Retype all material exactly. Pictures stay out of the copy.

══ RECORDS SHOWN ══

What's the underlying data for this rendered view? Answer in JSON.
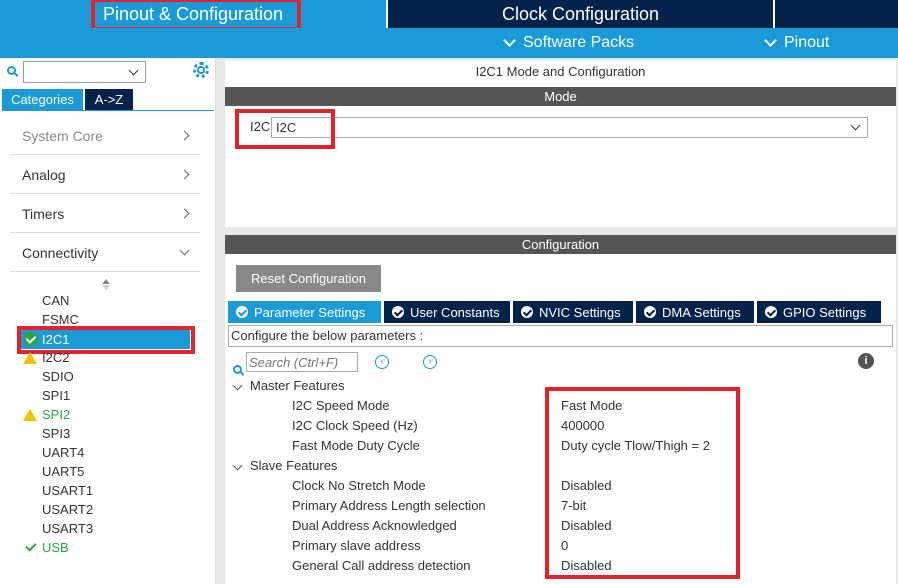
{
  "top_tabs": {
    "pinout": "Pinout & Configuration",
    "clock": "Clock Configuration"
  },
  "subbar": {
    "software_packs": "Software Packs",
    "pinout": "Pinout"
  },
  "left": {
    "tabs": {
      "categories": "Categories",
      "az": "A->Z"
    },
    "categories": [
      "System Core",
      "Analog",
      "Timers",
      "Connectivity"
    ],
    "peripherals": [
      "CAN",
      "FSMC",
      "I2C1",
      "I2C2",
      "SDIO",
      "SPI1",
      "SPI2",
      "SPI3",
      "UART4",
      "UART5",
      "USART1",
      "USART2",
      "USART3",
      "USB"
    ]
  },
  "right": {
    "title": "I2C1 Mode and Configuration",
    "mode_header": "Mode",
    "mode_label": "I2C",
    "mode_value": "I2C",
    "config_header": "Configuration",
    "reset_button": "Reset Configuration",
    "tabs": [
      "Parameter Settings",
      "User Constants",
      "NVIC Settings",
      "DMA Settings",
      "GPIO Settings"
    ],
    "configure_text": "Configure the below parameters :",
    "search_placeholder": "Search (Ctrl+F)",
    "groups": {
      "master": "Master Features",
      "slave": "Slave Features"
    },
    "master_params": [
      {
        "name": "I2C Speed Mode",
        "value": "Fast Mode"
      },
      {
        "name": "I2C Clock Speed (Hz)",
        "value": "400000"
      },
      {
        "name": "Fast Mode Duty Cycle",
        "value": "Duty cycle Tlow/Thigh = 2"
      }
    ],
    "slave_params": [
      {
        "name": "Clock No Stretch Mode",
        "value": "Disabled"
      },
      {
        "name": "Primary Address Length selection",
        "value": "7-bit"
      },
      {
        "name": "Dual Address Acknowledged",
        "value": "Disabled"
      },
      {
        "name": "Primary slave address",
        "value": "0"
      },
      {
        "name": "General Call address detection",
        "value": "Disabled"
      }
    ]
  },
  "colors": {
    "accent": "#1a9bd7",
    "dark": "#03234b",
    "highlight": "#e3232b",
    "ok": "#2aa63b",
    "warn": "#f2c200"
  }
}
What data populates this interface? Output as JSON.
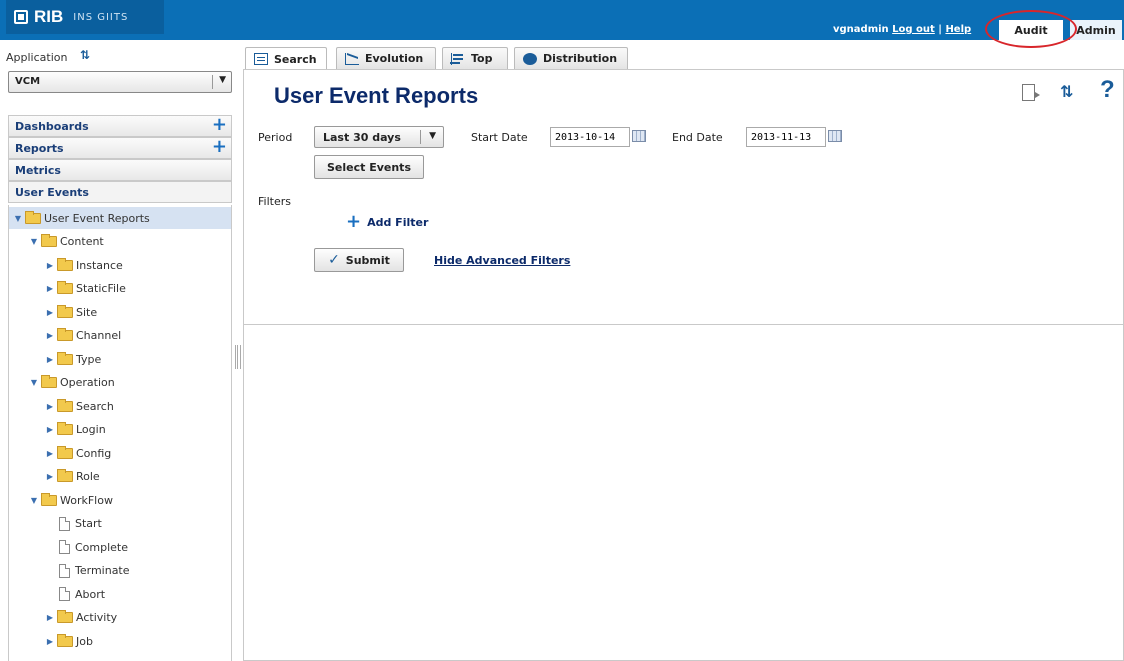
{
  "header": {
    "brand": "RIB",
    "subtitle": "INS GIITS",
    "username": "vgnadmin",
    "logout_label": "Log out",
    "separator": "|",
    "help_label": "Help",
    "tabs": [
      {
        "label": "Audit",
        "active": true
      },
      {
        "label": "Admin",
        "active": false
      }
    ]
  },
  "sidebar": {
    "application_label": "Application",
    "application_value": "VCM",
    "sections": [
      {
        "label": "Dashboards",
        "has_add": true
      },
      {
        "label": "Reports",
        "has_add": true
      },
      {
        "label": "Metrics",
        "has_add": false
      },
      {
        "label": "User Events",
        "has_add": false
      }
    ],
    "tree": [
      {
        "label": "User Event Reports",
        "level": 0,
        "type": "folder",
        "expanded": true,
        "selected": true
      },
      {
        "label": "Content",
        "level": 1,
        "type": "folder",
        "expanded": true
      },
      {
        "label": "Instance",
        "level": 2,
        "type": "folder",
        "expanded": false
      },
      {
        "label": "StaticFile",
        "level": 2,
        "type": "folder",
        "expanded": false
      },
      {
        "label": "Site",
        "level": 2,
        "type": "folder",
        "expanded": false
      },
      {
        "label": "Channel",
        "level": 2,
        "type": "folder",
        "expanded": false
      },
      {
        "label": "Type",
        "level": 2,
        "type": "folder",
        "expanded": false
      },
      {
        "label": "Operation",
        "level": 1,
        "type": "folder",
        "expanded": true
      },
      {
        "label": "Search",
        "level": 2,
        "type": "folder",
        "expanded": false
      },
      {
        "label": "Login",
        "level": 2,
        "type": "folder",
        "expanded": false
      },
      {
        "label": "Config",
        "level": 2,
        "type": "folder",
        "expanded": false
      },
      {
        "label": "Role",
        "level": 2,
        "type": "folder",
        "expanded": false
      },
      {
        "label": "WorkFlow",
        "level": 1,
        "type": "folder",
        "expanded": true
      },
      {
        "label": "Start",
        "level": 2,
        "type": "file"
      },
      {
        "label": "Complete",
        "level": 2,
        "type": "file"
      },
      {
        "label": "Terminate",
        "level": 2,
        "type": "file"
      },
      {
        "label": "Abort",
        "level": 2,
        "type": "file"
      },
      {
        "label": "Activity",
        "level": 2,
        "type": "folder",
        "expanded": false
      },
      {
        "label": "Job",
        "level": 2,
        "type": "folder",
        "expanded": false
      }
    ]
  },
  "main": {
    "tabs": [
      {
        "label": "Search",
        "icon": "search-tab-icon",
        "active": true
      },
      {
        "label": "Evolution",
        "icon": "line-chart-icon",
        "active": false
      },
      {
        "label": "Top",
        "icon": "bar-chart-icon",
        "active": false
      },
      {
        "label": "Distribution",
        "icon": "pie-chart-icon",
        "active": false
      }
    ],
    "title": "User Event Reports",
    "form": {
      "period_label": "Period",
      "period_value": "Last 30 days",
      "start_date_label": "Start Date",
      "start_date_value": "2013-10-14",
      "end_date_label": "End Date",
      "end_date_value": "2013-11-13",
      "select_events_label": "Select Events",
      "filters_label": "Filters",
      "add_filter_label": "Add Filter",
      "submit_label": "Submit",
      "hide_filters_label": "Hide Advanced Filters"
    }
  },
  "colors": {
    "header_blue": "#0b6fb6",
    "title_navy": "#0c2a6a",
    "highlight_red": "#d8262b",
    "tree_selected": "#d6e2f2"
  }
}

═══

## [REPLY TO THE EXERCISE]
What's the underlying data for this rendered view? Answer in JSON.
{
  "top_tabs": {
    "pinout": "Pinout & Configuration",
    "clock": "Clock Configuration"
  },
  "subbar": {
    "software_packs": "Software Packs",
    "pinout": "Pinout"
  },
  "left": {
    "tabs": {
      "categories": "Categories",
      "az": "A->Z"
    },
    "categories": [
      "System Core",
      "Analog",
      "Timers",
      "Connectivity"
    ],
    "peripherals": [
      "CAN",
      "FSMC",
      "I2C1",
      "I2C2",
      "SDIO",
      "SPI1",
      "SPI2",
      "SPI3",
      "UART4",
      "UART5",
      "USART1",
      "USART2",
      "USART3",
      "USB"
    ]
  },
  "right": {
    "title": "I2C1 Mode and Configuration",
    "mode_header": "Mode",
    "mode_label": "I2C",
    "mode_value": "I2C",
    "config_header": "Configuration",
    "reset_button": "Reset Configuration",
    "tabs": [
      "Parameter Settings",
      "User Constants",
      "NVIC Settings",
      "DMA Settings",
      "GPIO Settings"
    ],
    "configure_text": "Configure the below parameters :",
    "search_placeholder": "Search (Ctrl+F)",
    "groups": {
      "master": "Master Features",
      "slave": "Slave Features"
    },
    "master_params": [
      {
        "name": "I2C Speed Mode",
        "value": "Fast Mode"
      },
      {
        "name": "I2C Clock Speed (Hz)",
        "value": "400000"
      },
      {
        "name": "Fast Mode Duty Cycle",
        "value": "Duty cycle Tlow/Thigh = 2"
      }
    ],
    "slave_params": [
      {
        "name": "Clock No Stretch Mode",
        "value": "Disabled"
      },
      {
        "name": "Primary Address Length selection",
        "value": "7-bit"
      },
      {
        "name": "Dual Address Acknowledged",
        "value": "Disabled"
      },
      {
        "name": "Primary slave address",
        "value": "0"
      },
      {
        "name": "General Call address detection",
        "value": "Disabled"
      }
    ]
  },
  "colors": {
    "accent": "#1a9bd7",
    "dark": "#03234b",
    "highlight": "#e3232b",
    "ok": "#2aa63b",
    "warn": "#f2c200"
  }
}
What data populates this interface? Output as JSON.
{
  "header": {
    "brand": "RIB",
    "subtitle": "INS GIITS",
    "username": "vgnadmin",
    "logout_label": "Log out",
    "separator": "|",
    "help_label": "Help",
    "tabs": [
      {
        "label": "Audit",
        "active": true
      },
      {
        "label": "Admin",
        "active": false
      }
    ]
  },
  "sidebar": {
    "application_label": "Application",
    "application_value": "VCM",
    "sections": [
      {
        "label": "Dashboards",
        "has_add": true
      },
      {
        "label": "Reports",
        "has_add": true
      },
      {
        "label": "Metrics",
        "has_add": false
      },
      {
        "label": "User Events",
        "has_add": false
      }
    ],
    "tree": [
      {
        "label": "User Event Reports",
        "level": 0,
        "type": "folder",
        "expanded": true,
        "selected": true
      },
      {
        "label": "Content",
        "level": 1,
        "type": "folder",
        "expanded": true
      },
      {
        "label": "Instance",
        "level": 2,
        "type": "folder",
        "expanded": false
      },
      {
        "label": "StaticFile",
        "level": 2,
        "type": "folder",
        "expanded": false
      },
      {
        "label": "Site",
        "level": 2,
        "type": "folder",
        "expanded": false
      },
      {
        "label": "Channel",
        "level": 2,
        "type": "folder",
        "expanded": false
      },
      {
        "label": "Type",
        "level": 2,
        "type": "folder",
        "expanded": false
      },
      {
        "label": "Operation",
        "level": 1,
        "type": "folder",
        "expanded": true
      },
      {
        "label": "Search",
        "level": 2,
        "type": "folder",
        "expanded": false
      },
      {
        "label": "Login",
        "level": 2,
        "type": "folder",
        "expanded": false
      },
      {
        "label": "Config",
        "level": 2,
        "type": "folder",
        "expanded": false
      },
      {
        "label": "Role",
        "level": 2,
        "type": "folder",
        "expanded": false
      },
      {
        "label": "WorkFlow",
        "level": 1,
        "type": "folder",
        "expanded": true
      },
      {
        "label": "Start",
        "level": 2,
        "type": "file"
      },
      {
        "label": "Complete",
        "level": 2,
        "type": "file"
      },
      {
        "label": "Terminate",
        "level": 2,
        "type": "file"
      },
      {
        "label": "Abort",
        "level": 2,
        "type": "file"
      },
      {
        "label": "Activity",
        "level": 2,
        "type": "folder",
        "expanded": false
      },
      {
        "label": "Job",
        "level": 2,
        "type": "folder",
        "expanded": false
      }
    ]
  },
  "main": {
    "tabs": [
      {
        "label": "Search",
        "icon": "search-tab-icon",
        "active": true
      },
      {
        "label": "Evolution",
        "icon": "line-chart-icon",
        "active": false
      },
      {
        "label": "Top",
        "icon": "bar-chart-icon",
        "active": false
      },
      {
        "label": "Distribution",
        "icon": "pie-chart-icon",
        "active": false
      }
    ],
    "title": "User Event Reports",
    "form": {
      "period_label": "Period",
      "period_value": "Last 30 days",
      "start_date_label": "Start Date",
      "start_date_value": "2013-10-14",
      "end_date_label": "End Date",
      "end_date_value": "2013-11-13",
      "select_events_label": "Select Events",
      "filters_label": "Filters",
      "add_filter_label": "Add Filter",
      "submit_label": "Submit",
      "hide_filters_label": "Hide Advanced Filters"
    }
  },
  "colors": {
    "header_blue": "#0b6fb6",
    "title_navy": "#0c2a6a",
    "highlight_red": "#d8262b",
    "tree_selected": "#d6e2f2"
  }
}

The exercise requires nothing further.